What you will do
Copy out each line that mentions the word "criteria".

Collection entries
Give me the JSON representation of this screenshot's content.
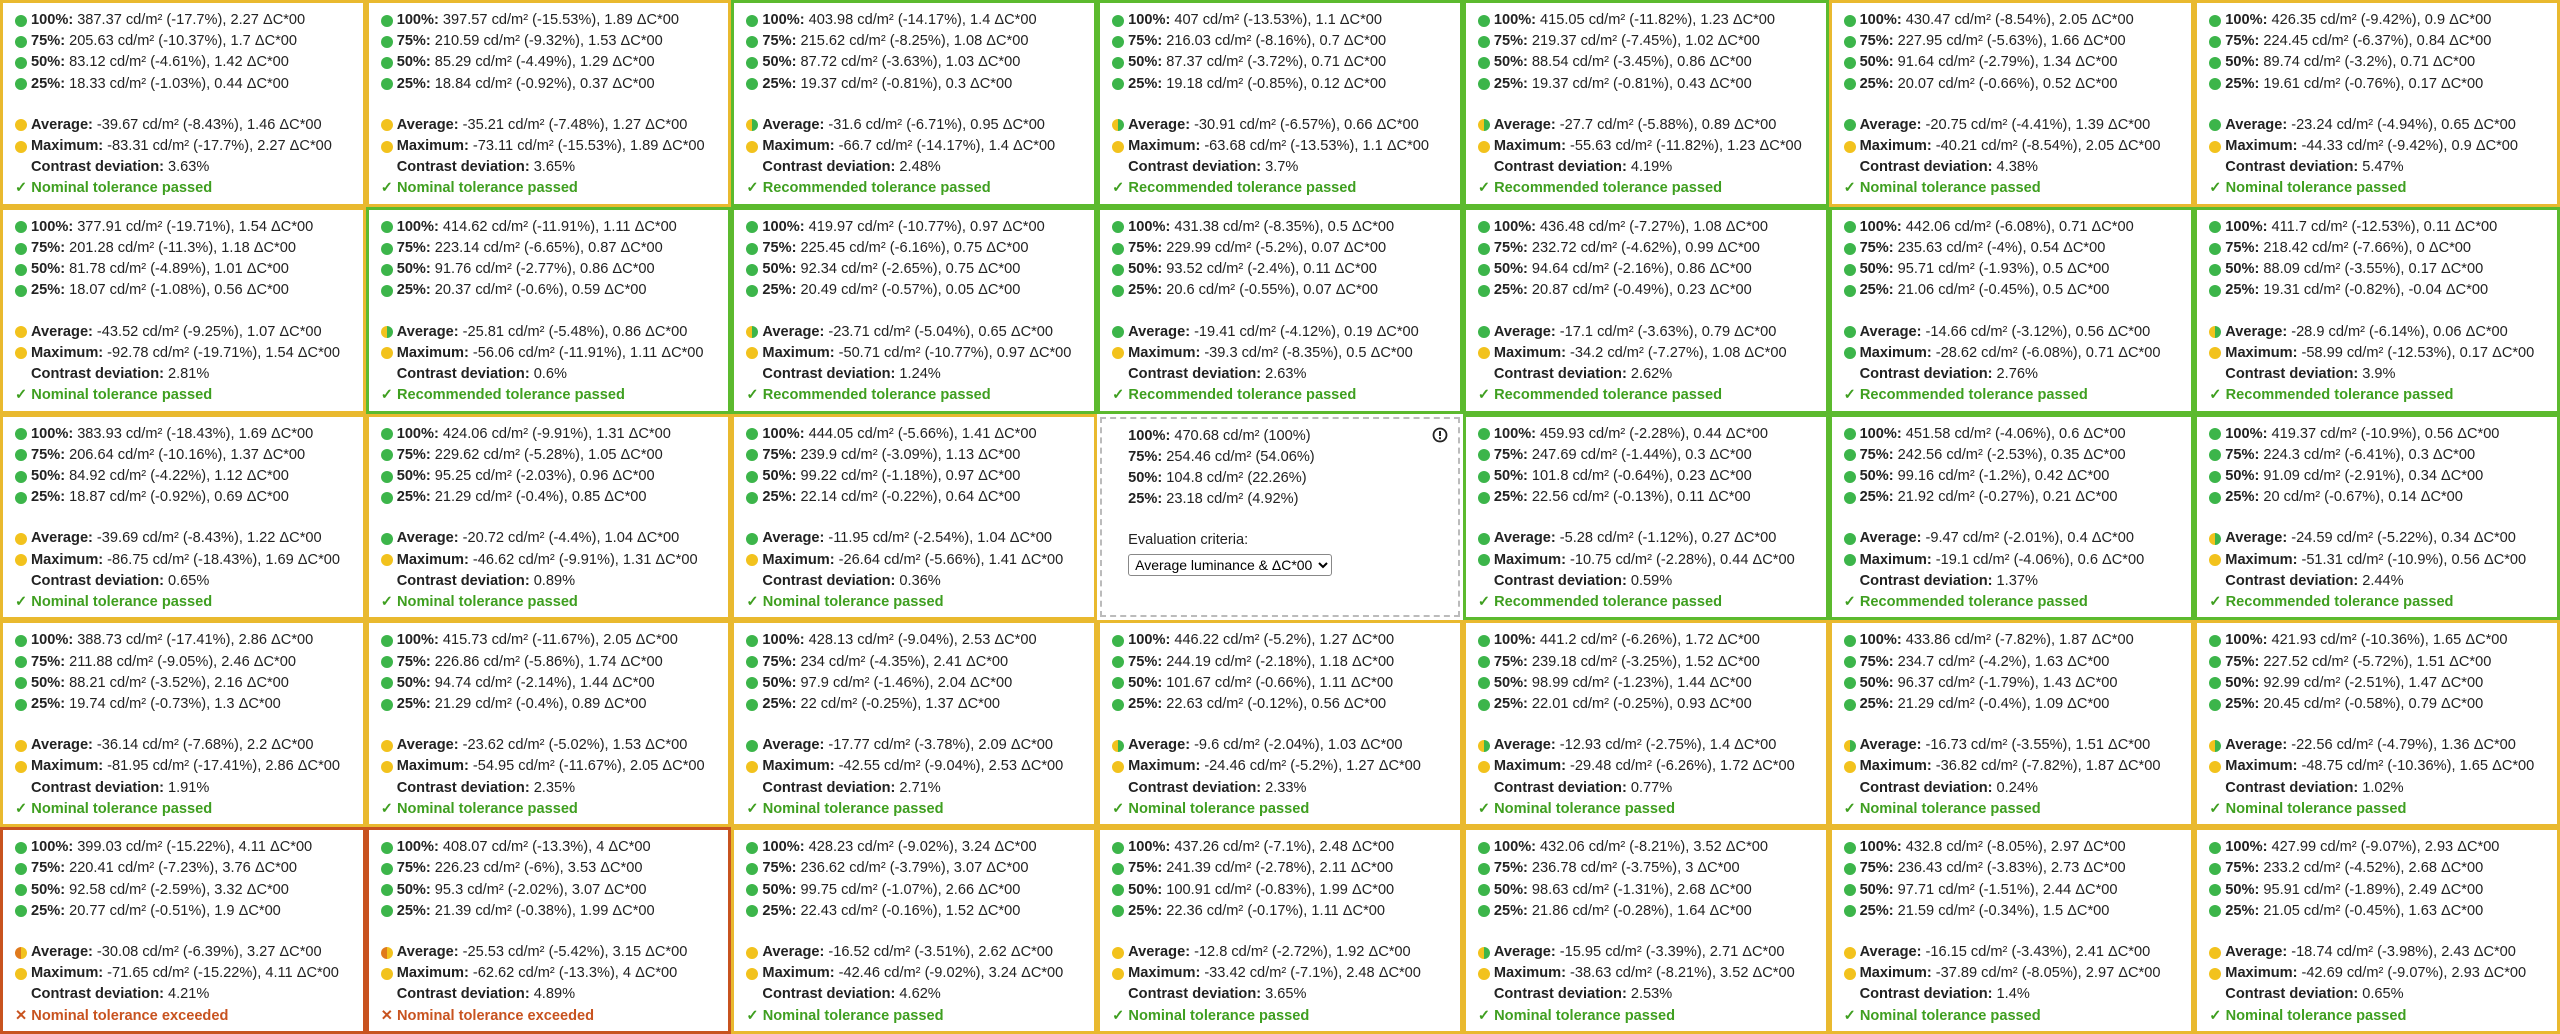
{
  "labels": [
    "100%:",
    "75%:",
    "50%:",
    "25%:",
    "Average:",
    "Maximum:",
    "Contrast deviation:"
  ],
  "rows": [
    [
      {
        "border": "y",
        "dots": "ggggyy",
        "values": [
          "387.37 cd/m² (-17.7%), 2.27 ΔC*00",
          "205.63 cd/m² (-10.37%), 1.7 ΔC*00",
          "83.12 cd/m² (-4.61%), 1.42 ΔC*00",
          "18.33 cd/m² (-1.03%), 0.44 ΔC*00",
          "-39.67 cd/m² (-8.43%), 1.46 ΔC*00",
          "-83.31 cd/m² (-17.7%), 2.27 ΔC*00",
          "3.63%"
        ],
        "status": "✓ Nominal tolerance passed"
      },
      {
        "border": "y",
        "dots": "ggggyy",
        "values": [
          "397.57 cd/m² (-15.53%), 1.89 ΔC*00",
          "210.59 cd/m² (-9.32%), 1.53 ΔC*00",
          "85.29 cd/m² (-4.49%), 1.29 ΔC*00",
          "18.84 cd/m² (-0.92%), 0.37 ΔC*00",
          "-35.21 cd/m² (-7.48%), 1.27 ΔC*00",
          "-73.11 cd/m² (-15.53%), 1.89 ΔC*00",
          "3.65%"
        ],
        "status": "✓ Nominal tolerance passed"
      },
      {
        "border": "g",
        "dots": "gggghy",
        "values": [
          "403.98 cd/m² (-14.17%), 1.4 ΔC*00",
          "215.62 cd/m² (-8.25%), 1.08 ΔC*00",
          "87.72 cd/m² (-3.63%), 1.03 ΔC*00",
          "19.37 cd/m² (-0.81%), 0.3 ΔC*00",
          "-31.6 cd/m² (-6.71%), 0.95 ΔC*00",
          "-66.7 cd/m² (-14.17%), 1.4 ΔC*00",
          "2.48%"
        ],
        "status": "✓ Recommended tolerance passed"
      },
      {
        "border": "g",
        "dots": "gggghy",
        "values": [
          "407 cd/m² (-13.53%), 1.1 ΔC*00",
          "216.03 cd/m² (-8.16%), 0.7 ΔC*00",
          "87.37 cd/m² (-3.72%), 0.71 ΔC*00",
          "19.18 cd/m² (-0.85%), 0.12 ΔC*00",
          "-30.91 cd/m² (-6.57%), 0.66 ΔC*00",
          "-63.68 cd/m² (-13.53%), 1.1 ΔC*00",
          "3.7%"
        ],
        "status": "✓ Recommended tolerance passed"
      },
      {
        "border": "g",
        "dots": "gggghy",
        "values": [
          "415.05 cd/m² (-11.82%), 1.23 ΔC*00",
          "219.37 cd/m² (-7.45%), 1.02 ΔC*00",
          "88.54 cd/m² (-3.45%), 0.86 ΔC*00",
          "19.37 cd/m² (-0.81%), 0.43 ΔC*00",
          "-27.7 cd/m² (-5.88%), 0.89 ΔC*00",
          "-55.63 cd/m² (-11.82%), 1.23 ΔC*00",
          "4.19%"
        ],
        "status": "✓ Recommended tolerance passed"
      },
      {
        "border": "y",
        "dots": "gggggy",
        "values": [
          "430.47 cd/m² (-8.54%), 2.05 ΔC*00",
          "227.95 cd/m² (-5.63%), 1.66 ΔC*00",
          "91.64 cd/m² (-2.79%), 1.34 ΔC*00",
          "20.07 cd/m² (-0.66%), 0.52 ΔC*00",
          "-20.75 cd/m² (-4.41%), 1.39 ΔC*00",
          "-40.21 cd/m² (-8.54%), 2.05 ΔC*00",
          "4.38%"
        ],
        "status": "✓ Nominal tolerance passed"
      },
      {
        "border": "y",
        "dots": "gggggy",
        "values": [
          "426.35 cd/m² (-9.42%), 0.9 ΔC*00",
          "224.45 cd/m² (-6.37%), 0.84 ΔC*00",
          "89.74 cd/m² (-3.2%), 0.71 ΔC*00",
          "19.61 cd/m² (-0.76%), 0.17 ΔC*00",
          "-23.24 cd/m² (-4.94%), 0.65 ΔC*00",
          "-44.33 cd/m² (-9.42%), 0.9 ΔC*00",
          "5.47%"
        ],
        "status": "✓ Nominal tolerance passed"
      }
    ],
    [
      {
        "border": "y",
        "dots": "ggggyy",
        "values": [
          "377.91 cd/m² (-19.71%), 1.54 ΔC*00",
          "201.28 cd/m² (-11.3%), 1.18 ΔC*00",
          "81.78 cd/m² (-4.89%), 1.01 ΔC*00",
          "18.07 cd/m² (-1.08%), 0.56 ΔC*00",
          "-43.52 cd/m² (-9.25%), 1.07 ΔC*00",
          "-92.78 cd/m² (-19.71%), 1.54 ΔC*00",
          "2.81%"
        ],
        "status": "✓ Nominal tolerance passed"
      },
      {
        "border": "g",
        "dots": "gggghy",
        "values": [
          "414.62 cd/m² (-11.91%), 1.11 ΔC*00",
          "223.14 cd/m² (-6.65%), 0.87 ΔC*00",
          "91.76 cd/m² (-2.77%), 0.86 ΔC*00",
          "20.37 cd/m² (-0.6%), 0.59 ΔC*00",
          "-25.81 cd/m² (-5.48%), 0.86 ΔC*00",
          "-56.06 cd/m² (-11.91%), 1.11 ΔC*00",
          "0.6%"
        ],
        "status": "✓ Recommended tolerance passed"
      },
      {
        "border": "g",
        "dots": "gggghy",
        "values": [
          "419.97 cd/m² (-10.77%), 0.97 ΔC*00",
          "225.45 cd/m² (-6.16%), 0.75 ΔC*00",
          "92.34 cd/m² (-2.65%), 0.75 ΔC*00",
          "20.49 cd/m² (-0.57%), 0.05 ΔC*00",
          "-23.71 cd/m² (-5.04%), 0.65 ΔC*00",
          "-50.71 cd/m² (-10.77%), 0.97 ΔC*00",
          "1.24%"
        ],
        "status": "✓ Recommended tolerance passed"
      },
      {
        "border": "g",
        "dots": "gggggy",
        "values": [
          "431.38 cd/m² (-8.35%), 0.5 ΔC*00",
          "229.99 cd/m² (-5.2%), 0.07 ΔC*00",
          "93.52 cd/m² (-2.4%), 0.11 ΔC*00",
          "20.6 cd/m² (-0.55%), 0.07 ΔC*00",
          "-19.41 cd/m² (-4.12%), 0.19 ΔC*00",
          "-39.3 cd/m² (-8.35%), 0.5 ΔC*00",
          "2.63%"
        ],
        "status": "✓ Recommended tolerance passed"
      },
      {
        "border": "g",
        "dots": "gggggy",
        "values": [
          "436.48 cd/m² (-7.27%), 1.08 ΔC*00",
          "232.72 cd/m² (-4.62%), 0.99 ΔC*00",
          "94.64 cd/m² (-2.16%), 0.86 ΔC*00",
          "20.87 cd/m² (-0.49%), 0.23 ΔC*00",
          "-17.1 cd/m² (-3.63%), 0.79 ΔC*00",
          "-34.2 cd/m² (-7.27%), 1.08 ΔC*00",
          "2.62%"
        ],
        "status": "✓ Recommended tolerance passed"
      },
      {
        "border": "g",
        "dots": "gggggg",
        "values": [
          "442.06 cd/m² (-6.08%), 0.71 ΔC*00",
          "235.63 cd/m² (-4%), 0.54 ΔC*00",
          "95.71 cd/m² (-1.93%), 0.5 ΔC*00",
          "21.06 cd/m² (-0.45%), 0.5 ΔC*00",
          "-14.66 cd/m² (-3.12%), 0.56 ΔC*00",
          "-28.62 cd/m² (-6.08%), 0.71 ΔC*00",
          "2.76%"
        ],
        "status": "✓ Recommended tolerance passed"
      },
      {
        "border": "g",
        "dots": "gggghy",
        "values": [
          "411.7 cd/m² (-12.53%), 0.11 ΔC*00",
          "218.42 cd/m² (-7.66%), 0 ΔC*00",
          "88.09 cd/m² (-3.55%), 0.17 ΔC*00",
          "19.31 cd/m² (-0.82%), -0.04 ΔC*00",
          "-28.9 cd/m² (-6.14%), 0.06 ΔC*00",
          "-58.99 cd/m² (-12.53%), 0.17 ΔC*00",
          "3.9%"
        ],
        "status": "✓ Recommended tolerance passed"
      }
    ],
    [
      {
        "border": "y",
        "dots": "ggggyy",
        "values": [
          "383.93 cd/m² (-18.43%), 1.69 ΔC*00",
          "206.64 cd/m² (-10.16%), 1.37 ΔC*00",
          "84.92 cd/m² (-4.22%), 1.12 ΔC*00",
          "18.87 cd/m² (-0.92%), 0.69 ΔC*00",
          "-39.69 cd/m² (-8.43%), 1.22 ΔC*00",
          "-86.75 cd/m² (-18.43%), 1.69 ΔC*00",
          "0.65%"
        ],
        "status": "✓ Nominal tolerance passed"
      },
      {
        "border": "y",
        "dots": "gggggy",
        "values": [
          "424.06 cd/m² (-9.91%), 1.31 ΔC*00",
          "229.62 cd/m² (-5.28%), 1.05 ΔC*00",
          "95.25 cd/m² (-2.03%), 0.96 ΔC*00",
          "21.29 cd/m² (-0.4%), 0.85 ΔC*00",
          "-20.72 cd/m² (-4.4%), 1.04 ΔC*00",
          "-46.62 cd/m² (-9.91%), 1.31 ΔC*00",
          "0.89%"
        ],
        "status": "✓ Nominal tolerance passed"
      },
      {
        "border": "y",
        "dots": "gggggy",
        "values": [
          "444.05 cd/m² (-5.66%), 1.41 ΔC*00",
          "239.9 cd/m² (-3.09%), 1.13 ΔC*00",
          "99.22 cd/m² (-1.18%), 0.97 ΔC*00",
          "22.14 cd/m² (-0.22%), 0.64 ΔC*00",
          "-11.95 cd/m² (-2.54%), 1.04 ΔC*00",
          "-26.64 cd/m² (-5.66%), 1.41 ΔC*00",
          "0.36%"
        ],
        "status": "✓ Nominal tolerance passed"
      },
      {
        "reference": {
          "values": [
            "470.68 cd/m² (100%)",
            "254.46 cd/m² (54.06%)",
            "104.8 cd/m² (22.26%)",
            "23.18 cd/m² (4.92%)"
          ],
          "criteria_label": "Evaluation criteria:",
          "criteria": "Average luminance & ΔC*00"
        }
      },
      {
        "border": "g",
        "dots": "gggggg",
        "values": [
          "459.93 cd/m² (-2.28%), 0.44 ΔC*00",
          "247.69 cd/m² (-1.44%), 0.3 ΔC*00",
          "101.8 cd/m² (-0.64%), 0.23 ΔC*00",
          "22.56 cd/m² (-0.13%), 0.11 ΔC*00",
          "-5.28 cd/m² (-1.12%), 0.27 ΔC*00",
          "-10.75 cd/m² (-2.28%), 0.44 ΔC*00",
          "0.59%"
        ],
        "status": "✓ Recommended tolerance passed"
      },
      {
        "border": "g",
        "dots": "gggggg",
        "values": [
          "451.58 cd/m² (-4.06%), 0.6 ΔC*00",
          "242.56 cd/m² (-2.53%), 0.35 ΔC*00",
          "99.16 cd/m² (-1.2%), 0.42 ΔC*00",
          "21.92 cd/m² (-0.27%), 0.21 ΔC*00",
          "-9.47 cd/m² (-2.01%), 0.4 ΔC*00",
          "-19.1 cd/m² (-4.06%), 0.6 ΔC*00",
          "1.37%"
        ],
        "status": "✓ Recommended tolerance passed"
      },
      {
        "border": "g",
        "dots": "gggghy",
        "values": [
          "419.37 cd/m² (-10.9%), 0.56 ΔC*00",
          "224.3 cd/m² (-6.41%), 0.3 ΔC*00",
          "91.09 cd/m² (-2.91%), 0.34 ΔC*00",
          "20 cd/m² (-0.67%), 0.14 ΔC*00",
          "-24.59 cd/m² (-5.22%), 0.34 ΔC*00",
          "-51.31 cd/m² (-10.9%), 0.56 ΔC*00",
          "2.44%"
        ],
        "status": "✓ Recommended tolerance passed"
      }
    ],
    [
      {
        "border": "y",
        "dots": "ggggyy",
        "values": [
          "388.73 cd/m² (-17.41%), 2.86 ΔC*00",
          "211.88 cd/m² (-9.05%), 2.46 ΔC*00",
          "88.21 cd/m² (-3.52%), 2.16 ΔC*00",
          "19.74 cd/m² (-0.73%), 1.3 ΔC*00",
          "-36.14 cd/m² (-7.68%), 2.2 ΔC*00",
          "-81.95 cd/m² (-17.41%), 2.86 ΔC*00",
          "1.91%"
        ],
        "status": "✓ Nominal tolerance passed"
      },
      {
        "border": "y",
        "dots": "ggggyy",
        "values": [
          "415.73 cd/m² (-11.67%), 2.05 ΔC*00",
          "226.86 cd/m² (-5.86%), 1.74 ΔC*00",
          "94.74 cd/m² (-2.14%), 1.44 ΔC*00",
          "21.29 cd/m² (-0.4%), 0.89 ΔC*00",
          "-23.62 cd/m² (-5.02%), 1.53 ΔC*00",
          "-54.95 cd/m² (-11.67%), 2.05 ΔC*00",
          "2.35%"
        ],
        "status": "✓ Nominal tolerance passed"
      },
      {
        "border": "y",
        "dots": "gggggy",
        "values": [
          "428.13 cd/m² (-9.04%), 2.53 ΔC*00",
          "234 cd/m² (-4.35%), 2.41 ΔC*00",
          "97.9 cd/m² (-1.46%), 2.04 ΔC*00",
          "22 cd/m² (-0.25%), 1.37 ΔC*00",
          "-17.77 cd/m² (-3.78%), 2.09 ΔC*00",
          "-42.55 cd/m² (-9.04%), 2.53 ΔC*00",
          "2.71%"
        ],
        "status": "✓ Nominal tolerance passed"
      },
      {
        "border": "y",
        "dots": "gggghy",
        "values": [
          "446.22 cd/m² (-5.2%), 1.27 ΔC*00",
          "244.19 cd/m² (-2.18%), 1.18 ΔC*00",
          "101.67 cd/m² (-0.66%), 1.11 ΔC*00",
          "22.63 cd/m² (-0.12%), 0.56 ΔC*00",
          "-9.6 cd/m² (-2.04%), 1.03 ΔC*00",
          "-24.46 cd/m² (-5.2%), 1.27 ΔC*00",
          "2.33%"
        ],
        "status": "✓ Nominal tolerance passed"
      },
      {
        "border": "y",
        "dots": "gggghy",
        "values": [
          "441.2 cd/m² (-6.26%), 1.72 ΔC*00",
          "239.18 cd/m² (-3.25%), 1.52 ΔC*00",
          "98.99 cd/m² (-1.23%), 1.44 ΔC*00",
          "22.01 cd/m² (-0.25%), 0.93 ΔC*00",
          "-12.93 cd/m² (-2.75%), 1.4 ΔC*00",
          "-29.48 cd/m² (-6.26%), 1.72 ΔC*00",
          "0.77%"
        ],
        "status": "✓ Nominal tolerance passed"
      },
      {
        "border": "y",
        "dots": "gggghy",
        "values": [
          "433.86 cd/m² (-7.82%), 1.87 ΔC*00",
          "234.7 cd/m² (-4.2%), 1.63 ΔC*00",
          "96.37 cd/m² (-1.79%), 1.43 ΔC*00",
          "21.29 cd/m² (-0.4%), 1.09 ΔC*00",
          "-16.73 cd/m² (-3.55%), 1.51 ΔC*00",
          "-36.82 cd/m² (-7.82%), 1.87 ΔC*00",
          "0.24%"
        ],
        "status": "✓ Nominal tolerance passed"
      },
      {
        "border": "y",
        "dots": "gggghy",
        "values": [
          "421.93 cd/m² (-10.36%), 1.65 ΔC*00",
          "227.52 cd/m² (-5.72%), 1.51 ΔC*00",
          "92.99 cd/m² (-2.51%), 1.47 ΔC*00",
          "20.45 cd/m² (-0.58%), 0.79 ΔC*00",
          "-22.56 cd/m² (-4.79%), 1.36 ΔC*00",
          "-48.75 cd/m² (-10.36%), 1.65 ΔC*00",
          "1.02%"
        ],
        "status": "✓ Nominal tolerance passed"
      }
    ],
    [
      {
        "border": "r",
        "dots": "ggggoy",
        "values": [
          "399.03 cd/m² (-15.22%), 4.11 ΔC*00",
          "220.41 cd/m² (-7.23%), 3.76 ΔC*00",
          "92.58 cd/m² (-2.59%), 3.32 ΔC*00",
          "20.77 cd/m² (-0.51%), 1.9 ΔC*00",
          "-30.08 cd/m² (-6.39%), 3.27 ΔC*00",
          "-71.65 cd/m² (-15.22%), 4.11 ΔC*00",
          "4.21%"
        ],
        "status": "✕ Nominal tolerance exceeded"
      },
      {
        "border": "r",
        "dots": "ggggoy",
        "values": [
          "408.07 cd/m² (-13.3%), 4 ΔC*00",
          "226.23 cd/m² (-6%), 3.53 ΔC*00",
          "95.3 cd/m² (-2.02%), 3.07 ΔC*00",
          "21.39 cd/m² (-0.38%), 1.99 ΔC*00",
          "-25.53 cd/m² (-5.42%), 3.15 ΔC*00",
          "-62.62 cd/m² (-13.3%), 4 ΔC*00",
          "4.89%"
        ],
        "status": "✕ Nominal tolerance exceeded"
      },
      {
        "border": "y",
        "dots": "ggggyy",
        "values": [
          "428.23 cd/m² (-9.02%), 3.24 ΔC*00",
          "236.62 cd/m² (-3.79%), 3.07 ΔC*00",
          "99.75 cd/m² (-1.07%), 2.66 ΔC*00",
          "22.43 cd/m² (-0.16%), 1.52 ΔC*00",
          "-16.52 cd/m² (-3.51%), 2.62 ΔC*00",
          "-42.46 cd/m² (-9.02%), 3.24 ΔC*00",
          "4.62%"
        ],
        "status": "✓ Nominal tolerance passed"
      },
      {
        "border": "y",
        "dots": "ggggyy",
        "values": [
          "437.26 cd/m² (-7.1%), 2.48 ΔC*00",
          "241.39 cd/m² (-2.78%), 2.11 ΔC*00",
          "100.91 cd/m² (-0.83%), 1.99 ΔC*00",
          "22.36 cd/m² (-0.17%), 1.11 ΔC*00",
          "-12.8 cd/m² (-2.72%), 1.92 ΔC*00",
          "-33.42 cd/m² (-7.1%), 2.48 ΔC*00",
          "3.65%"
        ],
        "status": "✓ Nominal tolerance passed"
      },
      {
        "border": "y",
        "dots": "gggghy",
        "values": [
          "432.06 cd/m² (-8.21%), 3.52 ΔC*00",
          "236.78 cd/m² (-3.75%), 3 ΔC*00",
          "98.63 cd/m² (-1.31%), 2.68 ΔC*00",
          "21.86 cd/m² (-0.28%), 1.64 ΔC*00",
          "-15.95 cd/m² (-3.39%), 2.71 ΔC*00",
          "-38.63 cd/m² (-8.21%), 3.52 ΔC*00",
          "2.53%"
        ],
        "status": "✓ Nominal tolerance passed"
      },
      {
        "border": "y",
        "dots": "ggggyy",
        "values": [
          "432.8 cd/m² (-8.05%), 2.97 ΔC*00",
          "236.43 cd/m² (-3.83%), 2.73 ΔC*00",
          "97.71 cd/m² (-1.51%), 2.44 ΔC*00",
          "21.59 cd/m² (-0.34%), 1.5 ΔC*00",
          "-16.15 cd/m² (-3.43%), 2.41 ΔC*00",
          "-37.89 cd/m² (-8.05%), 2.97 ΔC*00",
          "1.4%"
        ],
        "status": "✓ Nominal tolerance passed"
      },
      {
        "border": "y",
        "dots": "ggggyy",
        "values": [
          "427.99 cd/m² (-9.07%), 2.93 ΔC*00",
          "233.2 cd/m² (-4.52%), 2.68 ΔC*00",
          "95.91 cd/m² (-1.89%), 2.49 ΔC*00",
          "21.05 cd/m² (-0.45%), 1.63 ΔC*00",
          "-18.74 cd/m² (-3.98%), 2.43 ΔC*00",
          "-42.69 cd/m² (-9.07%), 2.93 ΔC*00",
          "0.65%"
        ],
        "status": "✓ Nominal tolerance passed"
      }
    ]
  ]
}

Response to the exercise
          "criteria_label": "Evaluation criteria:",
          "criteria": "Average luminance & ΔC*00"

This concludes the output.